Set down each entry exactly as given; pictures should not appear in the copy.

━━ Input records

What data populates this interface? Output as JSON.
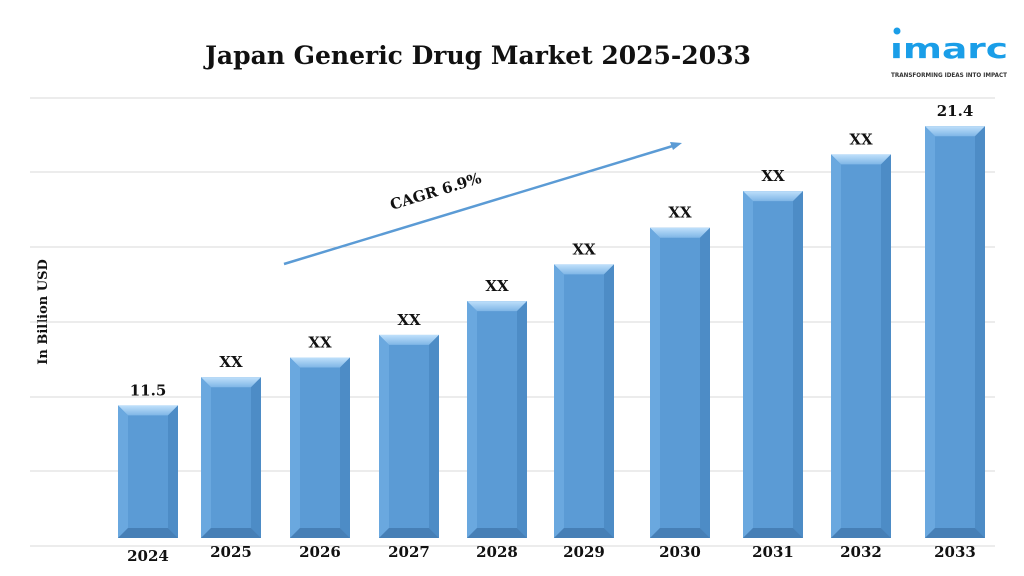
{
  "logo": {
    "text": "imarc",
    "tagline": "TRANSFORMING IDEAS INTO IMPACT",
    "color": "#1a9ee8"
  },
  "chart_data": {
    "type": "bar",
    "title": "Japan Generic Drug Market 2025-2033",
    "ylabel": "In Billion USD",
    "xlabel": "",
    "categories": [
      "2024",
      "2025",
      "2026",
      "2027",
      "2028",
      "2029",
      "2030",
      "2031",
      "2032",
      "2033"
    ],
    "values": [
      11.5,
      12.5,
      13.2,
      14.0,
      15.2,
      16.5,
      17.8,
      19.1,
      20.4,
      21.4
    ],
    "data_labels": [
      "11.5",
      "XX",
      "XX",
      "XX",
      "XX",
      "XX",
      "XX",
      "XX",
      "XX",
      "21.4"
    ],
    "ylim": [
      6.8,
      22.4
    ],
    "grid": true,
    "bar_color": "#5b9bd5",
    "annotation": {
      "text": "CAGR 6.9%",
      "type": "arrow",
      "color": "#5b9bd5"
    }
  }
}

━━━━

## Result for this task
What data populates this interface? Output as JSON.
{
  "logo": {
    "text": "imarc",
    "tagline": "TRANSFORMING IDEAS INTO IMPACT",
    "color": "#1a9ee8"
  },
  "chart_data": {
    "type": "bar",
    "title": "Japan Generic Drug Market 2025-2033",
    "ylabel": "In Billion USD",
    "xlabel": "",
    "categories": [
      "2024",
      "2025",
      "2026",
      "2027",
      "2028",
      "2029",
      "2030",
      "2031",
      "2032",
      "2033"
    ],
    "values": [
      11.5,
      12.5,
      13.2,
      14.0,
      15.2,
      16.5,
      17.8,
      19.1,
      20.4,
      21.4
    ],
    "data_labels": [
      "11.5",
      "XX",
      "XX",
      "XX",
      "XX",
      "XX",
      "XX",
      "XX",
      "XX",
      "21.4"
    ],
    "ylim": [
      6.8,
      22.4
    ],
    "grid": true,
    "bar_color": "#5b9bd5",
    "annotation": {
      "text": "CAGR 6.9%",
      "type": "arrow",
      "color": "#5b9bd5"
    }
  }
}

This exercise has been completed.